Extracts from a graphics dataset:
────────────────────
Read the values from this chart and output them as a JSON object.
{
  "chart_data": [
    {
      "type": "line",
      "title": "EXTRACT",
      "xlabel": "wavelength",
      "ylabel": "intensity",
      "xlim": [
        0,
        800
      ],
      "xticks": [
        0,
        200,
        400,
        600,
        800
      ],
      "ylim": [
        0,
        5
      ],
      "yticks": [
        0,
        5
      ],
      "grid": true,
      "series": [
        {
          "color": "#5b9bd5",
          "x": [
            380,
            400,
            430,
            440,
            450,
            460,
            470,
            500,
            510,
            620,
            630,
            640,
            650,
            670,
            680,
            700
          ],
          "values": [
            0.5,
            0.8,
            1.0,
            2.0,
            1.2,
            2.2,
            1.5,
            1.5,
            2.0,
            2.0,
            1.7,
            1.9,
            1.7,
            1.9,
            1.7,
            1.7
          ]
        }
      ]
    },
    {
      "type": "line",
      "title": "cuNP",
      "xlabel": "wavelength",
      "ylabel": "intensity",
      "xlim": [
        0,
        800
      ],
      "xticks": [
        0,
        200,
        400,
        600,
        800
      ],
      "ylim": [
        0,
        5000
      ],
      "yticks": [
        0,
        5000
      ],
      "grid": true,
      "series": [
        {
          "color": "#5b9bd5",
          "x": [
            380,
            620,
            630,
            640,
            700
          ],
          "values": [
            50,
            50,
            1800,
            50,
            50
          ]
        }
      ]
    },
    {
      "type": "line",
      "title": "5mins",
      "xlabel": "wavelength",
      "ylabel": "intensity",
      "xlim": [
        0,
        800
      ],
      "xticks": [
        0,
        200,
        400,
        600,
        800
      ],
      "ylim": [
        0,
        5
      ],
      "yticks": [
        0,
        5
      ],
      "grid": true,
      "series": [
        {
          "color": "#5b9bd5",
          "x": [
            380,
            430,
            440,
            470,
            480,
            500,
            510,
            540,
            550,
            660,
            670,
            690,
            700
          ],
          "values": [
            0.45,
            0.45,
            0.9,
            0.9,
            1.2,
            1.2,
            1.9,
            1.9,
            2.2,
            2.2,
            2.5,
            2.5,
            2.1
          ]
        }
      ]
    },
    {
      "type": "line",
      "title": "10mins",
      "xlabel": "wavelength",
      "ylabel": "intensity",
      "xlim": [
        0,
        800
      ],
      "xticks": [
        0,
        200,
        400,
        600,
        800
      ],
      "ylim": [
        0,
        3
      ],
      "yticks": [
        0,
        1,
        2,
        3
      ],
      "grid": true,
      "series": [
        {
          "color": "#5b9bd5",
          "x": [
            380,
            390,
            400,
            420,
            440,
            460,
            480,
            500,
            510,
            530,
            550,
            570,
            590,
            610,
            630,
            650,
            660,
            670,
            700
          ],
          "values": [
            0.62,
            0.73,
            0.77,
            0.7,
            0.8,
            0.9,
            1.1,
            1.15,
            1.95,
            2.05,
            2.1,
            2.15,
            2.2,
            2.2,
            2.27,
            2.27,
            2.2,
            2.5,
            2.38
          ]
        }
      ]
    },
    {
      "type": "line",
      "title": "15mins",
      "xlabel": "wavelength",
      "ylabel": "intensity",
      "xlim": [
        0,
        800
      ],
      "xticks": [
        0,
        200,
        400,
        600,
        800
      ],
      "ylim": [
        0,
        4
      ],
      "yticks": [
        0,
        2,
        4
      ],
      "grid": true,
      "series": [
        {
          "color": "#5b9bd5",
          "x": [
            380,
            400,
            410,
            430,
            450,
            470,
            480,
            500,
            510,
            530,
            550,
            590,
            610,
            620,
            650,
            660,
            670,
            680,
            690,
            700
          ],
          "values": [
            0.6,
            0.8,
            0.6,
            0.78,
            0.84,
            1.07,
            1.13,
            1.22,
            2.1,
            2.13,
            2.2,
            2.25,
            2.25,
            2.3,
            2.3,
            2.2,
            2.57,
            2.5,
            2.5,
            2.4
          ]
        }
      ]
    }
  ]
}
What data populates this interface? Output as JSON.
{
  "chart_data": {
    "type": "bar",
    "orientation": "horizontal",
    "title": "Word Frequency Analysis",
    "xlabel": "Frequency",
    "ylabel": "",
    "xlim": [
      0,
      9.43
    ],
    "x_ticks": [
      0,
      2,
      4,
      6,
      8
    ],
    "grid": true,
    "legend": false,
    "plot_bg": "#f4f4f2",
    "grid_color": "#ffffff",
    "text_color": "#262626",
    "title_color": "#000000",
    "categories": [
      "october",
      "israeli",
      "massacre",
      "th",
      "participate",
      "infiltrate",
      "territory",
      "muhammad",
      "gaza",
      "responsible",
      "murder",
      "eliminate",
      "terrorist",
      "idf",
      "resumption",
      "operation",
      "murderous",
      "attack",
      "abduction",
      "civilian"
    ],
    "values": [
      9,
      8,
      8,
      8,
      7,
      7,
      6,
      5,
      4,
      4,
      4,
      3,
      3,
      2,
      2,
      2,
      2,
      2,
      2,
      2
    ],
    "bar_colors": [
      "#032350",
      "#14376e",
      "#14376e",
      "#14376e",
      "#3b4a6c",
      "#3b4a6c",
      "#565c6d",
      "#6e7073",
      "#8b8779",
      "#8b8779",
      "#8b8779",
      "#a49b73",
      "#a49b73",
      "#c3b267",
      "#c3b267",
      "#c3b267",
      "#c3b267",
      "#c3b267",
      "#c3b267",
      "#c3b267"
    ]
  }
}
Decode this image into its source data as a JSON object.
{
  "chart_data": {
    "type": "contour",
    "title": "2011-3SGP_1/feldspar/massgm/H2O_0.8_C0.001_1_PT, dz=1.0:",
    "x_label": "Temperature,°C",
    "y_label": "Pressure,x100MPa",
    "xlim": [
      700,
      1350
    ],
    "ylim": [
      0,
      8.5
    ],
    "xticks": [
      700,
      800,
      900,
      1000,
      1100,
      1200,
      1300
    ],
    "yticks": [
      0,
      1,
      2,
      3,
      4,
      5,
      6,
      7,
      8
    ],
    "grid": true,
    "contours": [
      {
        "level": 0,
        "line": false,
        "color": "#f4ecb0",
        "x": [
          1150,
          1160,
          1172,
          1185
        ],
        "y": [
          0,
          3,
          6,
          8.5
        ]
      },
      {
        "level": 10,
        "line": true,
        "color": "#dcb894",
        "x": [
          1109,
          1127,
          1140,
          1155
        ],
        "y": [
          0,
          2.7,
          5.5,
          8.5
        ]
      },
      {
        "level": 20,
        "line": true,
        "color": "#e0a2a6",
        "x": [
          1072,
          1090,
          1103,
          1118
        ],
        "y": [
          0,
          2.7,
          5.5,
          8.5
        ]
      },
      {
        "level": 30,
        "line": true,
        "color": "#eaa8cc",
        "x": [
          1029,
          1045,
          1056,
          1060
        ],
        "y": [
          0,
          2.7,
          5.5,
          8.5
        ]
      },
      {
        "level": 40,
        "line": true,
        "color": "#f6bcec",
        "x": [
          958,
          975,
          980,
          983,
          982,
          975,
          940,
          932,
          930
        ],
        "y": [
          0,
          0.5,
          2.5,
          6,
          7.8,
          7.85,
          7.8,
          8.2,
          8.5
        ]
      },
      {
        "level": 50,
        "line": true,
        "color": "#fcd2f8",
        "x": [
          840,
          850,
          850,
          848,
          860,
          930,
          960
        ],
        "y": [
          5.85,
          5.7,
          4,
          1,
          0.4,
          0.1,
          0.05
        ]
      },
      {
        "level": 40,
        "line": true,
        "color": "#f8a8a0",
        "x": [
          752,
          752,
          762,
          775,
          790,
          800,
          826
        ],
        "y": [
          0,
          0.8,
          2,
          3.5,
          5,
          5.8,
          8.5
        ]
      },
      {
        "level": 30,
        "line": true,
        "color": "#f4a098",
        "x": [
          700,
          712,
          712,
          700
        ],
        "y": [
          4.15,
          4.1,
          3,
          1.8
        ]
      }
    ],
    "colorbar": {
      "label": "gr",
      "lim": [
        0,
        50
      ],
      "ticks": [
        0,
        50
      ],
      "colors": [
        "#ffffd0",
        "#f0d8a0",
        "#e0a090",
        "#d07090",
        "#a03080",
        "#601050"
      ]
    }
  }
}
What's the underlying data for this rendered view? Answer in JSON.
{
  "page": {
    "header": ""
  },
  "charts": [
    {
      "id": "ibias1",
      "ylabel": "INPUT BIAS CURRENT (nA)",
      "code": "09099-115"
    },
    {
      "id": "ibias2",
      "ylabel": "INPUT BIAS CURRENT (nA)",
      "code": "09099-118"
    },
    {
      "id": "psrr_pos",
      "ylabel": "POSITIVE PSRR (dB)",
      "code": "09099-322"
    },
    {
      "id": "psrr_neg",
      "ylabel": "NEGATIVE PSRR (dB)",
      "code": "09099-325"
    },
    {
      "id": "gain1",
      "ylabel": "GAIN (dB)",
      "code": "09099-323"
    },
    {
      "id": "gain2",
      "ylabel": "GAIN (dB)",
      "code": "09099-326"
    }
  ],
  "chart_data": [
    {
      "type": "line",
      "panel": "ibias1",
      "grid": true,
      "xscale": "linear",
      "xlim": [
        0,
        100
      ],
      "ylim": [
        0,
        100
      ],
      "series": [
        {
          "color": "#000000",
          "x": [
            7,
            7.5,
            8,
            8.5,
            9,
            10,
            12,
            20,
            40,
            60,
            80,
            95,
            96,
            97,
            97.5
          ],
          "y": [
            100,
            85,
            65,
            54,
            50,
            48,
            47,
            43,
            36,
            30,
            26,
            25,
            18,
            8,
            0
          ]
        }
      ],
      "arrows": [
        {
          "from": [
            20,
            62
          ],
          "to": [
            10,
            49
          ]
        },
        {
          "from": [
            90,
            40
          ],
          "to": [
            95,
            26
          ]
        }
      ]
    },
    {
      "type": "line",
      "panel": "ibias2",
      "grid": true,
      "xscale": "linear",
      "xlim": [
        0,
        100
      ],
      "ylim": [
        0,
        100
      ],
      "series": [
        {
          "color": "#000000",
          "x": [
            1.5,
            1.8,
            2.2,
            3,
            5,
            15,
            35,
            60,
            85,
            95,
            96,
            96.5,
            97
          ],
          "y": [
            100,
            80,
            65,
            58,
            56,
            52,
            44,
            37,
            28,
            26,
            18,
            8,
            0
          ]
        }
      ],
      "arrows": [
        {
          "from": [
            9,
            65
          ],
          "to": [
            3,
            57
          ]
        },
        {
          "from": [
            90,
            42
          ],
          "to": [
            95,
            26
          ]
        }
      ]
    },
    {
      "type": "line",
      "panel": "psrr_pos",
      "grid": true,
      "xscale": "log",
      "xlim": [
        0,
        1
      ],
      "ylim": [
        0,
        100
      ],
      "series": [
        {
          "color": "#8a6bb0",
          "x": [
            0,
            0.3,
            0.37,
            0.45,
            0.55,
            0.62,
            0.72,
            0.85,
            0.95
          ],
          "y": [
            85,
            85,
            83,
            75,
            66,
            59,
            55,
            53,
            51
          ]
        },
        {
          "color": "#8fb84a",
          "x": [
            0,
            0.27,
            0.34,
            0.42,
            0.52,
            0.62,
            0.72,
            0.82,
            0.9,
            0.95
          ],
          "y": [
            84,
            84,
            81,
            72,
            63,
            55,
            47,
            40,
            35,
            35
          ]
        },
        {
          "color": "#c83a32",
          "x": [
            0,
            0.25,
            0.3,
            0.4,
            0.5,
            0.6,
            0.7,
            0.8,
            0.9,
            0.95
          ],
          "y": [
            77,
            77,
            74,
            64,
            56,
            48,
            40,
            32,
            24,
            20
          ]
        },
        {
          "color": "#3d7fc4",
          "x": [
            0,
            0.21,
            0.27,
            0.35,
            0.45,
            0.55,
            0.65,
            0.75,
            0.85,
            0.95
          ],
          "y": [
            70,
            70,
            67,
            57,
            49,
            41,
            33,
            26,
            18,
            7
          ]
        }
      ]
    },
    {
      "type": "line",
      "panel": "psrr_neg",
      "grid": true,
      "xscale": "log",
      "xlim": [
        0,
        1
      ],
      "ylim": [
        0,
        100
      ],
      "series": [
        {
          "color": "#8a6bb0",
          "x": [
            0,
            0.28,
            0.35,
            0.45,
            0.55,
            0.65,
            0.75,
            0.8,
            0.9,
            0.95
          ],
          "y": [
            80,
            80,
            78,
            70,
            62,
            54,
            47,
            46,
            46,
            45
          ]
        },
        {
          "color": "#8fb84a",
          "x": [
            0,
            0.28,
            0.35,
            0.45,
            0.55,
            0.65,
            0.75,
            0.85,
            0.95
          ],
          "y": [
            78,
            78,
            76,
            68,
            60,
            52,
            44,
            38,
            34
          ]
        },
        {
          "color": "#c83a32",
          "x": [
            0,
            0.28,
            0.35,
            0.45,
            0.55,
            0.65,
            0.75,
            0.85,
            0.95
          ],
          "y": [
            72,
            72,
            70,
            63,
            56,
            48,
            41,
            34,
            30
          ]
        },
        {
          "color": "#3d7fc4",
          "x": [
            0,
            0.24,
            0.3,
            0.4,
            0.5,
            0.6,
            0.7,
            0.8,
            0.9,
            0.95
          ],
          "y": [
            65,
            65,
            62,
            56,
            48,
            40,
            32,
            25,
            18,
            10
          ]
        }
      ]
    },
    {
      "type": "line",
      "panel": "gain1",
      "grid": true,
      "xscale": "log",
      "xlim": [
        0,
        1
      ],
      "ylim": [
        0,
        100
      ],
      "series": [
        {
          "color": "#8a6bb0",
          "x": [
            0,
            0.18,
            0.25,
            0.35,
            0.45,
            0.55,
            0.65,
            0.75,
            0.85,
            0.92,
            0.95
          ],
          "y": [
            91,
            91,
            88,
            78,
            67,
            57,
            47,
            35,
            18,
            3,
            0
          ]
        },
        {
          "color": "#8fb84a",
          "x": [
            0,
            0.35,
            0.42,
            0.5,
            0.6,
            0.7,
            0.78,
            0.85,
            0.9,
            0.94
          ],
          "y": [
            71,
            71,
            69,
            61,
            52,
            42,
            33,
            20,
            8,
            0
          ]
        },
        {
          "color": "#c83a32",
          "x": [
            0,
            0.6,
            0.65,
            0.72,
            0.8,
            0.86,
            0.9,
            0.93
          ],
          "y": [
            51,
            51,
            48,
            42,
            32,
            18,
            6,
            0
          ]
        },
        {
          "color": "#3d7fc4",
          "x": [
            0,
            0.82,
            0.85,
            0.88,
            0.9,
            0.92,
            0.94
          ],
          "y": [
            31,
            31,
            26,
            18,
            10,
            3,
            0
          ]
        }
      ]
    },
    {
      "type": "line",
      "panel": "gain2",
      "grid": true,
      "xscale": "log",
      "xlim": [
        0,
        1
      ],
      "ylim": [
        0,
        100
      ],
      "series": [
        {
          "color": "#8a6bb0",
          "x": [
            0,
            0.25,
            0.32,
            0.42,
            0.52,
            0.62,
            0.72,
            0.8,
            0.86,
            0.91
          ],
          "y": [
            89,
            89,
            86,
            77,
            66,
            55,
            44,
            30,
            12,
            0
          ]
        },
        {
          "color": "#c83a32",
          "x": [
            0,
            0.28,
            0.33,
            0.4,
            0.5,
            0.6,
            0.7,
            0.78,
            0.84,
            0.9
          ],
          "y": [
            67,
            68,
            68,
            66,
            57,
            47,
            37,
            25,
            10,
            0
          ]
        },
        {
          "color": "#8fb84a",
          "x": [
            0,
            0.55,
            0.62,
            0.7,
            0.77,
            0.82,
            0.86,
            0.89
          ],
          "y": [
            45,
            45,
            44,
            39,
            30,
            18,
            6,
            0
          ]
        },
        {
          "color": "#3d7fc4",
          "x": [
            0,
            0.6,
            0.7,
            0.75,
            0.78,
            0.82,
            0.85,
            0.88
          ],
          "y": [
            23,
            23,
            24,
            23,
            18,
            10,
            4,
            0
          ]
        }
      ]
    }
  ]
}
────────────────────
[PROBLEM REQUIREMENTS]: Gather from the entries above all lines that include the string "Frequency".

[PROBLEM SOLUTION]:
    "title": "Word Frequency Analysis",
    "xlabel": "Frequency",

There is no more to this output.